[GIVEN PROBLEM]: Images are excluded; otherwise, output every record exactly.

>> begin INFORMATION SHOWN

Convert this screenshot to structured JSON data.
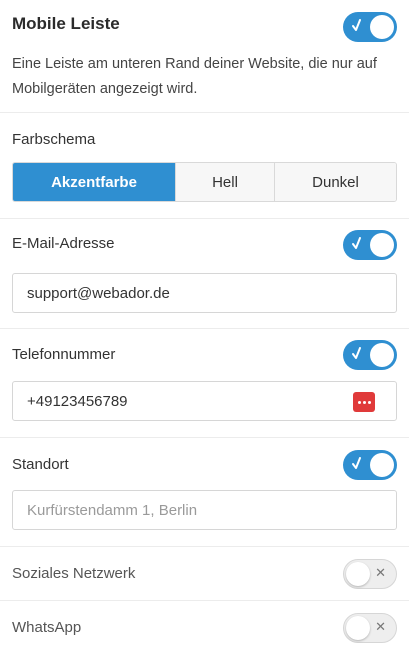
{
  "header": {
    "title": "Mobile Leiste",
    "description": "Eine Leiste am unteren Rand deiner Website, die nur auf Mobilgeräten angezeigt wird.",
    "enabled": true
  },
  "color_scheme": {
    "label": "Farbschema",
    "options": [
      "Akzentfarbe",
      "Hell",
      "Dunkel"
    ],
    "selected": "Akzentfarbe"
  },
  "email": {
    "label": "E-Mail-Adresse",
    "enabled": true,
    "value": "support@webador.de"
  },
  "phone": {
    "label": "Telefonnummer",
    "enabled": true,
    "value": "+49123456789",
    "password_manager_icon": "password-manager-icon"
  },
  "location": {
    "label": "Standort",
    "enabled": true,
    "value": "",
    "placeholder": "Kurfürstendamm 1, Berlin"
  },
  "social": {
    "label": "Soziales Netzwerk",
    "enabled": false
  },
  "whatsapp": {
    "label": "WhatsApp",
    "enabled": false
  },
  "colors": {
    "accent": "#2f8fd1",
    "password_icon": "#e03a3a"
  }
}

>> end INFORMATION SHOWN

[REPLY]:
Convert this screenshot to structured JSON data.
{
  "header": {
    "title": "Mobile Leiste",
    "description": "Eine Leiste am unteren Rand deiner Website, die nur auf Mobilgeräten angezeigt wird.",
    "enabled": true
  },
  "color_scheme": {
    "label": "Farbschema",
    "options": [
      "Akzentfarbe",
      "Hell",
      "Dunkel"
    ],
    "selected": "Akzentfarbe"
  },
  "email": {
    "label": "E-Mail-Adresse",
    "enabled": true,
    "value": "support@webador.de"
  },
  "phone": {
    "label": "Telefonnummer",
    "enabled": true,
    "value": "+49123456789",
    "password_manager_icon": "password-manager-icon"
  },
  "location": {
    "label": "Standort",
    "enabled": true,
    "value": "",
    "placeholder": "Kurfürstendamm 1, Berlin"
  },
  "social": {
    "label": "Soziales Netzwerk",
    "enabled": false
  },
  "whatsapp": {
    "label": "WhatsApp",
    "enabled": false
  },
  "colors": {
    "accent": "#2f8fd1",
    "password_icon": "#e03a3a"
  }
}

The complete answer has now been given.